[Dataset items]
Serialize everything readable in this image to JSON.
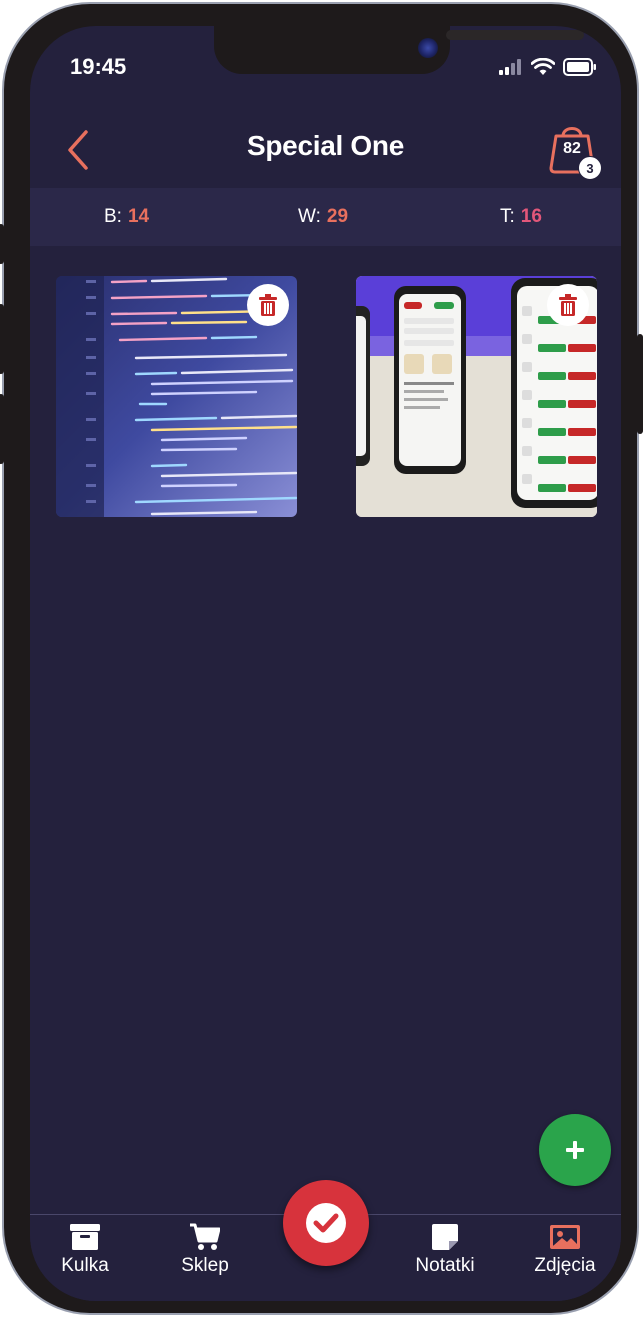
{
  "status_bar": {
    "time": "19:45"
  },
  "header": {
    "title": "Special One",
    "bag_count": "82",
    "bag_badge": "3"
  },
  "stats": [
    {
      "label": "B:",
      "value": "14"
    },
    {
      "label": "W:",
      "value": "29"
    },
    {
      "label": "T:",
      "value": "16"
    }
  ],
  "photos": [
    {
      "name": "code-screenshot-photo"
    },
    {
      "name": "phone-mockup-photo"
    }
  ],
  "tabs": [
    {
      "label": "Kulka",
      "icon": "archive-box-icon"
    },
    {
      "label": "Sklep",
      "icon": "shopping-cart-icon"
    },
    {
      "label": "Notatki",
      "icon": "sticky-note-icon"
    },
    {
      "label": "Zdjęcia",
      "icon": "image-icon",
      "active": true
    }
  ],
  "colors": {
    "background": "#24213d",
    "accent": "#e8705e",
    "fab": "#2aa44b",
    "center_button": "#d7333c",
    "trash": "#c62828"
  }
}
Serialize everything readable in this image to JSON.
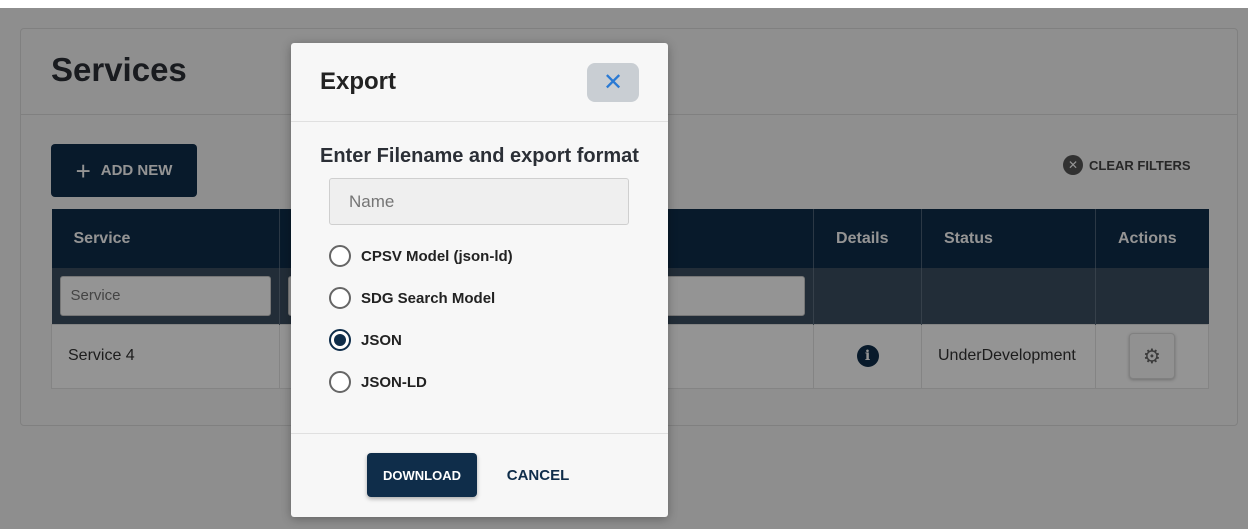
{
  "page": {
    "title": "Services",
    "add_new_label": "ADD NEW",
    "clear_filters_label": "CLEAR FILTERS"
  },
  "table": {
    "columns": [
      "Service",
      "",
      "Details",
      "Status",
      "Actions"
    ],
    "filter_placeholder_service": "Service",
    "rows": [
      {
        "service": "Service 4",
        "status": "UnderDevelopment"
      }
    ]
  },
  "modal": {
    "title": "Export",
    "subtitle": "Enter Filename and export format",
    "name_placeholder": "Name",
    "options": [
      {
        "label": "CPSV Model (json-ld)",
        "checked": false
      },
      {
        "label": "SDG Search Model",
        "checked": false
      },
      {
        "label": "JSON",
        "checked": true
      },
      {
        "label": "JSON-LD",
        "checked": false
      }
    ],
    "download_label": "DOWNLOAD",
    "cancel_label": "CANCEL"
  },
  "icons": {
    "add": "plus-icon",
    "clear_filters": "close-circle-icon",
    "details": "info-icon",
    "actions": "gear-icon",
    "modal_close": "close-icon"
  },
  "colors": {
    "primary": "#0f2d4a",
    "filter_row": "#3b4f61",
    "close_accent": "#2a7ad4"
  }
}
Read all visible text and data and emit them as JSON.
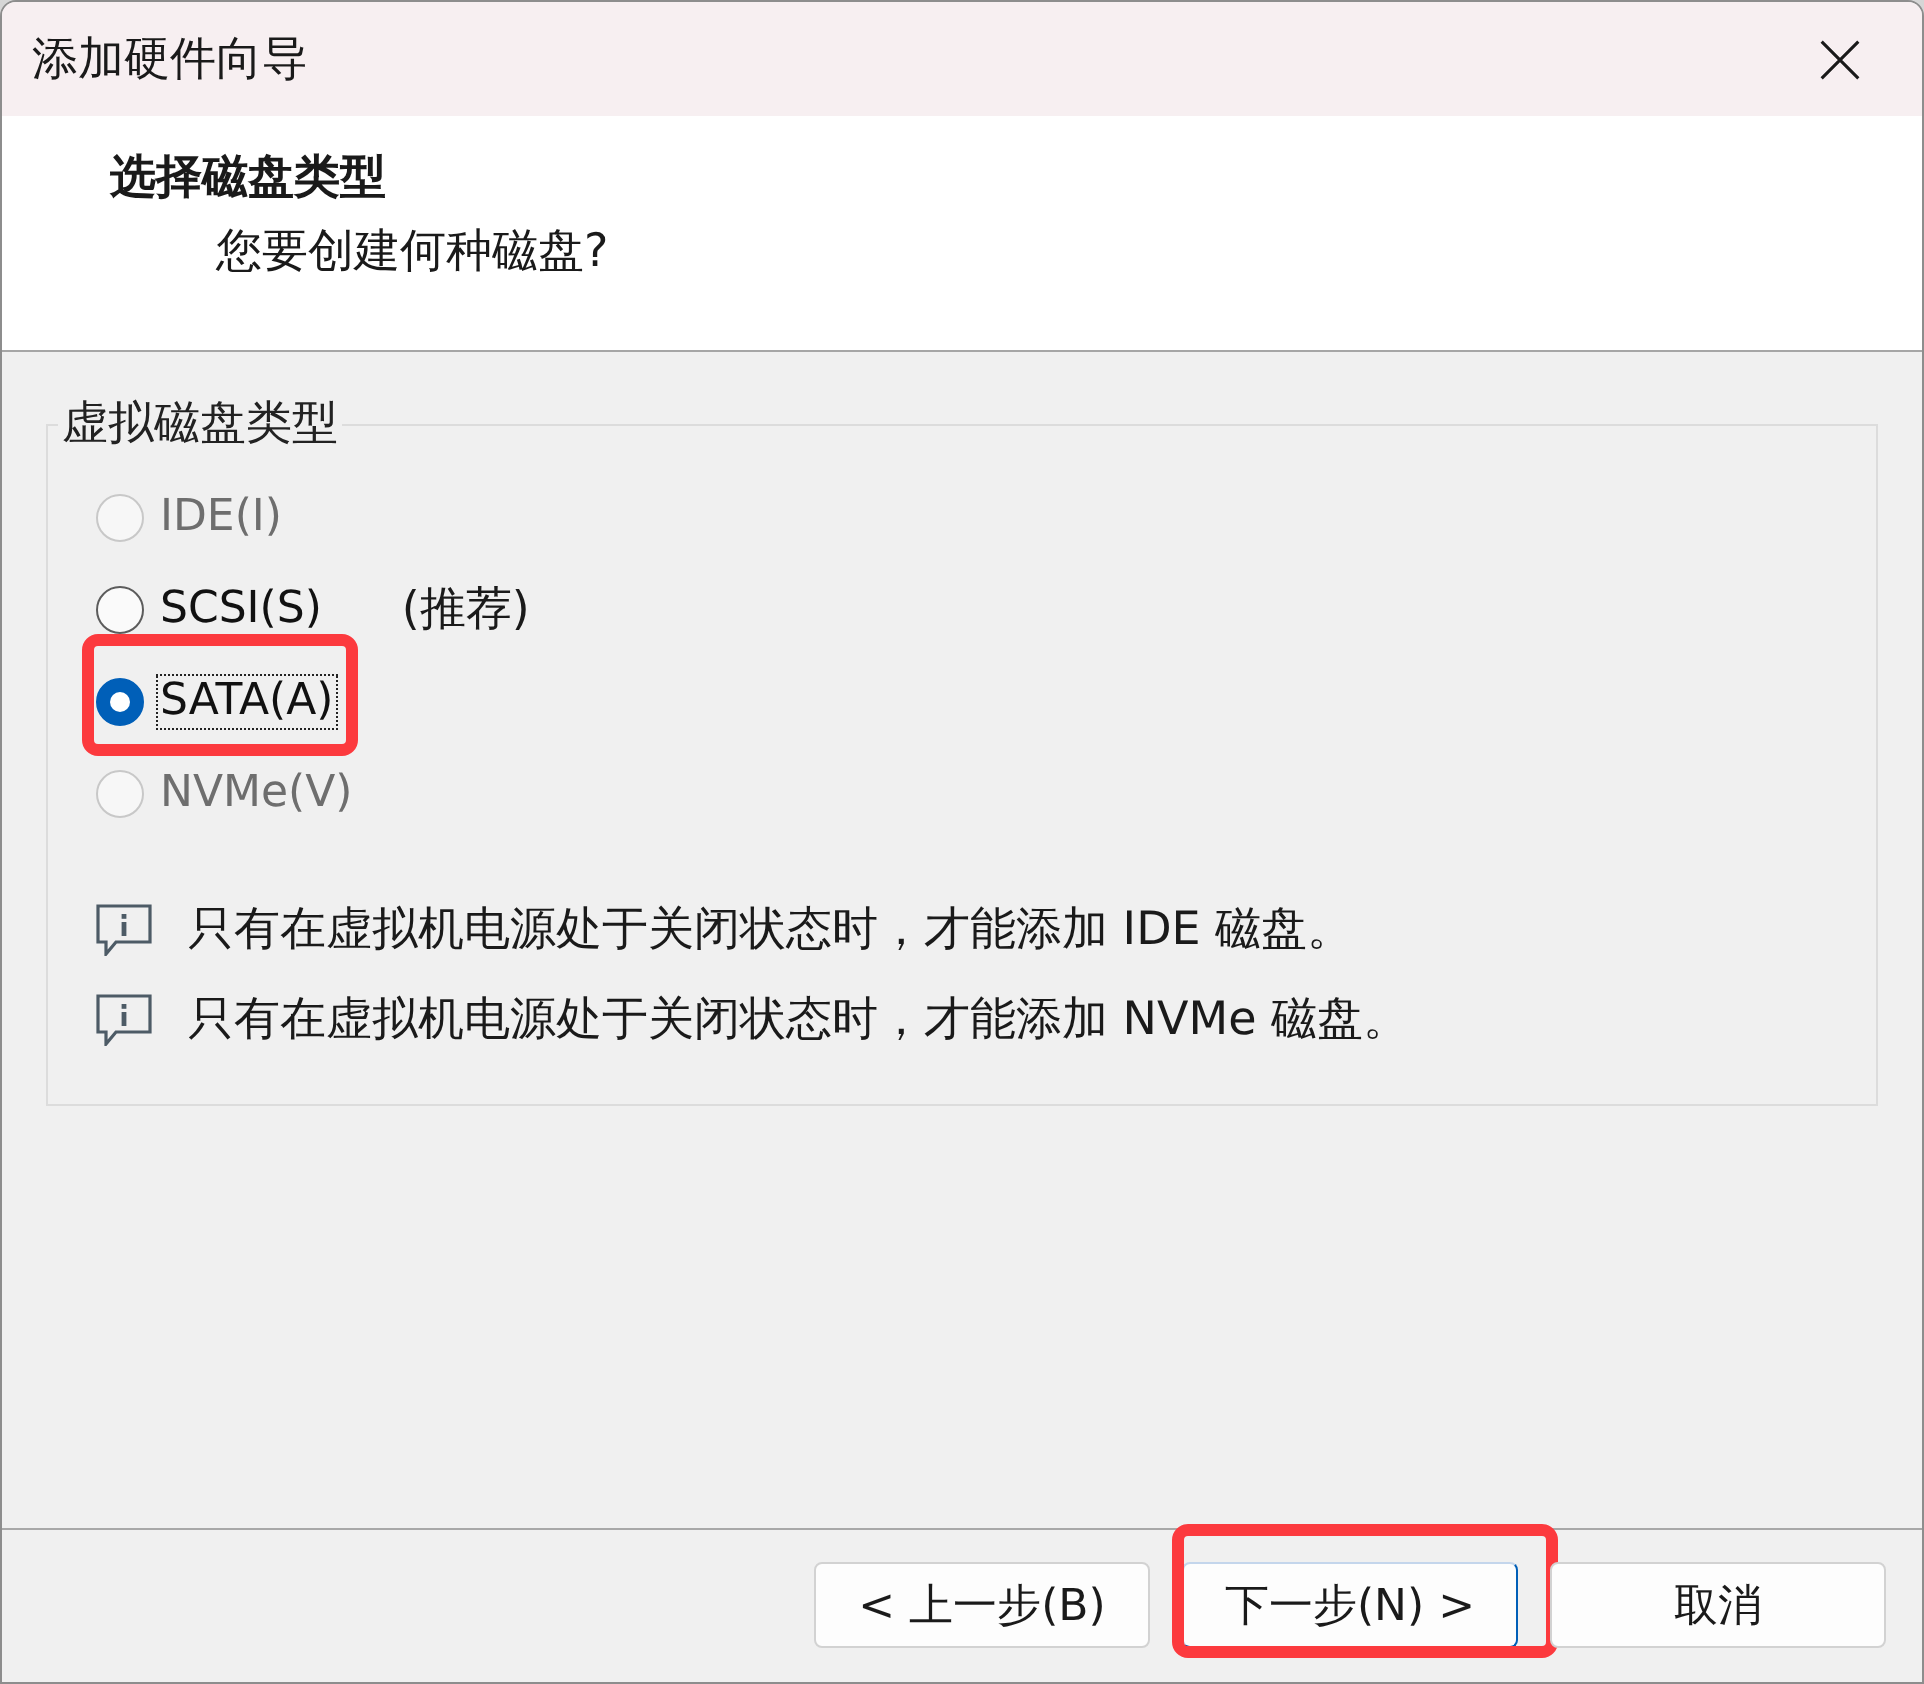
{
  "window": {
    "title": "添加硬件向导"
  },
  "header": {
    "title": "选择磁盘类型",
    "subtitle": "您要创建何种磁盘?"
  },
  "disk_type_group": {
    "label": "虚拟磁盘类型",
    "options": [
      {
        "label": "IDE(I)",
        "selected": false,
        "disabled": true,
        "focused": false,
        "highlighted": false
      },
      {
        "label": "SCSI(S)",
        "note": "(推荐)",
        "selected": false,
        "disabled": false,
        "focused": false,
        "highlighted": false
      },
      {
        "label": "SATA(A)",
        "selected": true,
        "disabled": false,
        "focused": true,
        "highlighted": true
      },
      {
        "label": "NVMe(V)",
        "selected": false,
        "disabled": true,
        "focused": false,
        "highlighted": false
      }
    ],
    "notes": [
      "只有在虚拟机电源处于关闭状态时，才能添加 IDE 磁盘。",
      "只有在虚拟机电源处于关闭状态时，才能添加 NVMe 磁盘。"
    ]
  },
  "buttons": [
    {
      "label": "< 上一步(B)",
      "default": false,
      "highlighted": false
    },
    {
      "label": "下一步(N) >",
      "default": true,
      "highlighted": true
    },
    {
      "label": "取消",
      "default": false,
      "highlighted": false
    }
  ]
}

WORK TO COMPLETE:
Each entry above should be reproduced exactly, with the pictures removed.

WRITTEN ANSWER:
Serialize everything readable in this image to JSON.
{
  "status_bar": {
    "time": "19:45"
  },
  "header": {
    "title": "Special One",
    "bag_count": "82",
    "bag_badge": "3"
  },
  "stats": [
    {
      "label": "B:",
      "value": "14"
    },
    {
      "label": "W:",
      "value": "29"
    },
    {
      "label": "T:",
      "value": "16"
    }
  ],
  "photos": [
    {
      "name": "code-screenshot-photo"
    },
    {
      "name": "phone-mockup-photo"
    }
  ],
  "tabs": [
    {
      "label": "Kulka",
      "icon": "archive-box-icon"
    },
    {
      "label": "Sklep",
      "icon": "shopping-cart-icon"
    },
    {
      "label": "Notatki",
      "icon": "sticky-note-icon"
    },
    {
      "label": "Zdjęcia",
      "icon": "image-icon",
      "active": true
    }
  ],
  "colors": {
    "background": "#24213d",
    "accent": "#e8705e",
    "fab": "#2aa44b",
    "center_button": "#d7333c",
    "trash": "#c62828"
  }
}
Serialize everything readable in this image to JSON.
{
  "page": {
    "title": "Services",
    "add_new_label": "ADD NEW",
    "clear_filters_label": "CLEAR FILTERS"
  },
  "table": {
    "columns": [
      "Service",
      "",
      "Details",
      "Status",
      "Actions"
    ],
    "filter_placeholder_service": "Service",
    "rows": [
      {
        "service": "Service 4",
        "status": "UnderDevelopment"
      }
    ]
  },
  "modal": {
    "title": "Export",
    "subtitle": "Enter Filename and export format",
    "name_placeholder": "Name",
    "options": [
      {
        "label": "CPSV Model (json-ld)",
        "checked": false
      },
      {
        "label": "SDG Search Model",
        "checked": false
      },
      {
        "label": "JSON",
        "checked": true
      },
      {
        "label": "JSON-LD",
        "checked": false
      }
    ],
    "download_label": "DOWNLOAD",
    "cancel_label": "CANCEL"
  },
  "icons": {
    "add": "plus-icon",
    "clear_filters": "close-circle-icon",
    "details": "info-icon",
    "actions": "gear-icon",
    "modal_close": "close-icon"
  },
  "colors": {
    "primary": "#0f2d4a",
    "filter_row": "#3b4f61",
    "close_accent": "#2a7ad4"
  }
}
Read all visible text and data and emit them as JSON.
{
  "window": {
    "title": "添加硬件向导"
  },
  "header": {
    "title": "选择磁盘类型",
    "subtitle": "您要创建何种磁盘?"
  },
  "disk_type_group": {
    "label": "虚拟磁盘类型",
    "options": [
      {
        "label": "IDE(I)",
        "selected": false,
        "disabled": true,
        "focused": false,
        "highlighted": false
      },
      {
        "label": "SCSI(S)",
        "note": "(推荐)",
        "selected": false,
        "disabled": false,
        "focused": false,
        "highlighted": false
      },
      {
        "label": "SATA(A)",
        "selected": true,
        "disabled": false,
        "focused": true,
        "highlighted": true
      },
      {
        "label": "NVMe(V)",
        "selected": false,
        "disabled": true,
        "focused": false,
        "highlighted": false
      }
    ],
    "notes": [
      "只有在虚拟机电源处于关闭状态时，才能添加 IDE 磁盘。",
      "只有在虚拟机电源处于关闭状态时，才能添加 NVMe 磁盘。"
    ]
  },
  "buttons": [
    {
      "label": "< 上一步(B)",
      "default": false,
      "highlighted": false
    },
    {
      "label": "下一步(N) >",
      "default": true,
      "highlighted": true
    },
    {
      "label": "取消",
      "default": false,
      "highlighted": false
    }
  ]
}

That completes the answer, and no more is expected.